**Required task:**
Only the number is wanted: how many lines contain "parking"?

## Begin Information provided

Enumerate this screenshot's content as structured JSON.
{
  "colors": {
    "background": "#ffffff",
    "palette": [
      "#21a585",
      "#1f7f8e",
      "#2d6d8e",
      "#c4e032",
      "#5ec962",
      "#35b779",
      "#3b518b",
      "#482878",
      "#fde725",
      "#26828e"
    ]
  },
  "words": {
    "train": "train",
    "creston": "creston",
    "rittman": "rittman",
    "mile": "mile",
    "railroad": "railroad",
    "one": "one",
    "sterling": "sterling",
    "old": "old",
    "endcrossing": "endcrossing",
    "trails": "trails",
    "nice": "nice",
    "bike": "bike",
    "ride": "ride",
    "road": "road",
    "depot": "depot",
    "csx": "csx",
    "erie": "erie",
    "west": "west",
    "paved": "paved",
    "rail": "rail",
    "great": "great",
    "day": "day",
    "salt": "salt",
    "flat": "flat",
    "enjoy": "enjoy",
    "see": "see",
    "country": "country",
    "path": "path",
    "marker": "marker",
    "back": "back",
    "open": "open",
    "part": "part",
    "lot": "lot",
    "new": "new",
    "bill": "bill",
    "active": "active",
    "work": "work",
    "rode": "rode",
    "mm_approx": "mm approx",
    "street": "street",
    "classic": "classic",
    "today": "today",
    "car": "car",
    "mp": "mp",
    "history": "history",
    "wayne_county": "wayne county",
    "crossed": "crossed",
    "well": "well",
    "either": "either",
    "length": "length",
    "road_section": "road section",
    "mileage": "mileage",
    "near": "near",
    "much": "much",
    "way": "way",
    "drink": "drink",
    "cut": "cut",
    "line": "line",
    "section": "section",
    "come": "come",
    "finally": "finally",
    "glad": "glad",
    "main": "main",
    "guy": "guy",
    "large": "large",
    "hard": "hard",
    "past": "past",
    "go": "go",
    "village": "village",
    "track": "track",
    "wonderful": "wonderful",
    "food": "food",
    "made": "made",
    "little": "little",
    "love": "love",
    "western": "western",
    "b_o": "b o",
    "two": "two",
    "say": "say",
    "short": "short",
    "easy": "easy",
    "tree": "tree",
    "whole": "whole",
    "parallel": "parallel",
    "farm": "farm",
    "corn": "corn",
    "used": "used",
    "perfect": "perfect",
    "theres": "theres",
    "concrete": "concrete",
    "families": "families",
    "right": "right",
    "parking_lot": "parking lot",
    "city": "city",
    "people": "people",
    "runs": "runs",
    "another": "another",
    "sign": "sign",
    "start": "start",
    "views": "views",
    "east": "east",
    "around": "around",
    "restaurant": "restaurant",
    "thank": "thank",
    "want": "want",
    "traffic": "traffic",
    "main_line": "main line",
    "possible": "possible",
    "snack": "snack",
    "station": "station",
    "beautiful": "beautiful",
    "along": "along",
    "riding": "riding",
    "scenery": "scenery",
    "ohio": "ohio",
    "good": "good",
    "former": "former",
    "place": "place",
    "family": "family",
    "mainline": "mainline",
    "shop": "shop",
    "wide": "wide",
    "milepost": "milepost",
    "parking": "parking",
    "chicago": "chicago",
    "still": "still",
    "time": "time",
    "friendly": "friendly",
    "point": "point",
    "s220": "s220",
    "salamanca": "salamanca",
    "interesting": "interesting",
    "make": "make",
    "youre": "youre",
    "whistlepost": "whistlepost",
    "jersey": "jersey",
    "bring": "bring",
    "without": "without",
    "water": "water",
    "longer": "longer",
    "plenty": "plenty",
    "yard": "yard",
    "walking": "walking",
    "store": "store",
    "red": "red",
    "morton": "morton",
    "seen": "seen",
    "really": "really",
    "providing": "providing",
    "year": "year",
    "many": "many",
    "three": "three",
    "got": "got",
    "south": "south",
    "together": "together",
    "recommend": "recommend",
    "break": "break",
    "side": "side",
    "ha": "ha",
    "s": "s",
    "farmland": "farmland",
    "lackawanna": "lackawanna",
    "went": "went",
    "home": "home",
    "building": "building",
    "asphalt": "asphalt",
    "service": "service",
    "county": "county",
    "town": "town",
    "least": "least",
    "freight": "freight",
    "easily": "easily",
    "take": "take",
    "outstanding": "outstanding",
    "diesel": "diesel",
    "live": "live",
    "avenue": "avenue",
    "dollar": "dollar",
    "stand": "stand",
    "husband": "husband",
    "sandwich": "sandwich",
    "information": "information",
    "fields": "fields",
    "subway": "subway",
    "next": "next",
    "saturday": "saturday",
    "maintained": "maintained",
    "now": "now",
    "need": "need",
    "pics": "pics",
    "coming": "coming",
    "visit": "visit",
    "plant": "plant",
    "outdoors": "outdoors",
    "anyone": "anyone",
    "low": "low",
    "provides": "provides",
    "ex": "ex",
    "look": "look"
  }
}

## End Information provided

**Solved exercise:**
2